## Extracted data
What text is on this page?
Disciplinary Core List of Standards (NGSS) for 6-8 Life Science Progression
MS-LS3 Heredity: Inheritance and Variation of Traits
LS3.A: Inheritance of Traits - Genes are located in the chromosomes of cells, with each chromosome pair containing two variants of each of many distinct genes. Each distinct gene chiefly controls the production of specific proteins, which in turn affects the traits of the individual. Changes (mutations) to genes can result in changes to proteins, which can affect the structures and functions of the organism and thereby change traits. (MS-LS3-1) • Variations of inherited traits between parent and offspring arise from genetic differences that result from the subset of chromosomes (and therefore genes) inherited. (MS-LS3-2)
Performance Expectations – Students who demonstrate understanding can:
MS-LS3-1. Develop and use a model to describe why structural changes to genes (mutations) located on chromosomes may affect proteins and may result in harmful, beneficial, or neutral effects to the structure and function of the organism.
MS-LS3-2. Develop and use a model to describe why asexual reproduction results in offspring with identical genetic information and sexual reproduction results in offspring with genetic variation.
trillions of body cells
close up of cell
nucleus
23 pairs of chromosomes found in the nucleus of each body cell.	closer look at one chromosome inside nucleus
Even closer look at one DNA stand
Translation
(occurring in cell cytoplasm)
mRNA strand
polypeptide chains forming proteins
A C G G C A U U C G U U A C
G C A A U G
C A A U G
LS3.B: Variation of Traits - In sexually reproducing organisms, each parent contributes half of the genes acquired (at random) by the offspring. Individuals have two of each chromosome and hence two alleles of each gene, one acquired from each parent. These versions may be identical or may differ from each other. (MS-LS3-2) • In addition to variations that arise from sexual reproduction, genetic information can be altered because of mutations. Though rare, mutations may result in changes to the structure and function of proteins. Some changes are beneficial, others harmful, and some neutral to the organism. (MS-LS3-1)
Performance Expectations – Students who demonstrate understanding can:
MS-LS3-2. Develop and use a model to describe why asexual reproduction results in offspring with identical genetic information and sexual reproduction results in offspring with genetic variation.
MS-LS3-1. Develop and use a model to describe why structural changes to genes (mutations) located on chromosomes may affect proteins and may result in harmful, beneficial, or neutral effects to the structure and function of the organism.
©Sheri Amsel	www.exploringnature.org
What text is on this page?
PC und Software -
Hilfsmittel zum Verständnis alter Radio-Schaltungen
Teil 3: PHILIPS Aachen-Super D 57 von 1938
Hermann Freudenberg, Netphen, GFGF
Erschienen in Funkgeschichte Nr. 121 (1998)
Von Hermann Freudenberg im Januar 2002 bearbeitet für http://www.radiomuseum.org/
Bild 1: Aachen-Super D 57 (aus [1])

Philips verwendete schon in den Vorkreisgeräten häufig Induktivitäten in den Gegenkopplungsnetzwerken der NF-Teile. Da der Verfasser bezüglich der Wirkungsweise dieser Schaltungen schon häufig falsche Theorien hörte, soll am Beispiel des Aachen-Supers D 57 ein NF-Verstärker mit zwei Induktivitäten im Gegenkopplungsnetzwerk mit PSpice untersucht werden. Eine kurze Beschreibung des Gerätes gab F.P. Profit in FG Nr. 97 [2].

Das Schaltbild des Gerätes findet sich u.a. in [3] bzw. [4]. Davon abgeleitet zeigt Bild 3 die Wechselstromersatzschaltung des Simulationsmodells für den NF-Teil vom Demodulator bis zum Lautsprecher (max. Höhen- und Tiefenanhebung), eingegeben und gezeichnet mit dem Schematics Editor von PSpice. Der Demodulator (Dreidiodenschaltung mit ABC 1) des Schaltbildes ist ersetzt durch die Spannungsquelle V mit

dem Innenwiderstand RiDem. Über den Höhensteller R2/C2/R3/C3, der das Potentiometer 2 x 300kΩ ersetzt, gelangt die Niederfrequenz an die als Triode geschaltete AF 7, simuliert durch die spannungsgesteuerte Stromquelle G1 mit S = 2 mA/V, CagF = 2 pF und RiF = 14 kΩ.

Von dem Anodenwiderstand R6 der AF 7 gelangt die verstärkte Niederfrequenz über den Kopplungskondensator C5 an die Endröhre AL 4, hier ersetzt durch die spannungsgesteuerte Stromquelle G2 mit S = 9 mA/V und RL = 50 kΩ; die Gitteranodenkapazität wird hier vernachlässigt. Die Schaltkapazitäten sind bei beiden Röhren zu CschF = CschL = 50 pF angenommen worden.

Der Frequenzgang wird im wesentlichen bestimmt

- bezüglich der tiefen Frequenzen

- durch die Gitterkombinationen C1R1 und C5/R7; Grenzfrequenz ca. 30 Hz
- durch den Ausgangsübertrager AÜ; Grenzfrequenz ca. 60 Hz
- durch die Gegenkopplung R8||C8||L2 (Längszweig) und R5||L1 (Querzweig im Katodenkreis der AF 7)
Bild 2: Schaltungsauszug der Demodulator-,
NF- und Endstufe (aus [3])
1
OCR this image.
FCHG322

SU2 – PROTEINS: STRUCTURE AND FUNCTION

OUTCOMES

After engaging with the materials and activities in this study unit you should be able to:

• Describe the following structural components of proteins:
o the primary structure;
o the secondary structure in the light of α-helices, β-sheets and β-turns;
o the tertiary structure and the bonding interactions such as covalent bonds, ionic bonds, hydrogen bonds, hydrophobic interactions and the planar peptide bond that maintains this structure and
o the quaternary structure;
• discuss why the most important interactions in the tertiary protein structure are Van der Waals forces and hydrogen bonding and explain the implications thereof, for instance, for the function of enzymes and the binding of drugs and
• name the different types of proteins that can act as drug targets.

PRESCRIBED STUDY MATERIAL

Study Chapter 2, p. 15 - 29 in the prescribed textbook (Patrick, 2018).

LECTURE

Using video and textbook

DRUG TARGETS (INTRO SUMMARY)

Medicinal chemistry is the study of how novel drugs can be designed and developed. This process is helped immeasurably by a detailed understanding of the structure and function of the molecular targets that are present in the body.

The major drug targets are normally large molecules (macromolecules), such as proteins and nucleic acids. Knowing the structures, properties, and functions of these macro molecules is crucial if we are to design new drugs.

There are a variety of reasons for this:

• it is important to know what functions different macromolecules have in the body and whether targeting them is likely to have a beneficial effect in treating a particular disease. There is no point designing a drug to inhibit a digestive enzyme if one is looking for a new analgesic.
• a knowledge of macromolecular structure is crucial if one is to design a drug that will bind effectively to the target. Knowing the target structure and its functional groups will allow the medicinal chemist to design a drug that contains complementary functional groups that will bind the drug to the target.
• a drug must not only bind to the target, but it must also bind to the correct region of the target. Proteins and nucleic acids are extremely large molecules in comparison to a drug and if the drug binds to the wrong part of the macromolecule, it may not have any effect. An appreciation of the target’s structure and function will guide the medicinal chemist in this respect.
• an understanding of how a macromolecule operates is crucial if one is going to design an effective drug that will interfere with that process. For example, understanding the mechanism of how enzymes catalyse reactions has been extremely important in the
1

## To do
Pull every line with the word "Stromquelle" from the data.

## Written answer
dem Innenwiderstand RiDem. Über den Höhensteller R2/C2/R3/C3, der das Potentiometer 2 x 300kΩ ersetzt, gelangt die Niederfrequenz an die als Triode geschaltete AF 7, simuliert durch die spannungsgesteuerte Stromquelle G1 mit S = 2 mA/V, CagF = 2 pF und RiF = 14 kΩ.
Von dem Anodenwiderstand R6 der AF 7 gelangt die verstärkte Niederfrequenz über den Kopplungskondensator C5 an die Endröhre AL 4, hier ersetzt durch die spannungsgesteuerte Stromquelle G2 mit S = 9 mA/V und RL = 50 kΩ; die Gitteranodenkapazität wird hier vernachlässigt. Die Schaltkapazitäten sind bei beiden Röhren zu CschF = CschL = 50 pF angenommen worden.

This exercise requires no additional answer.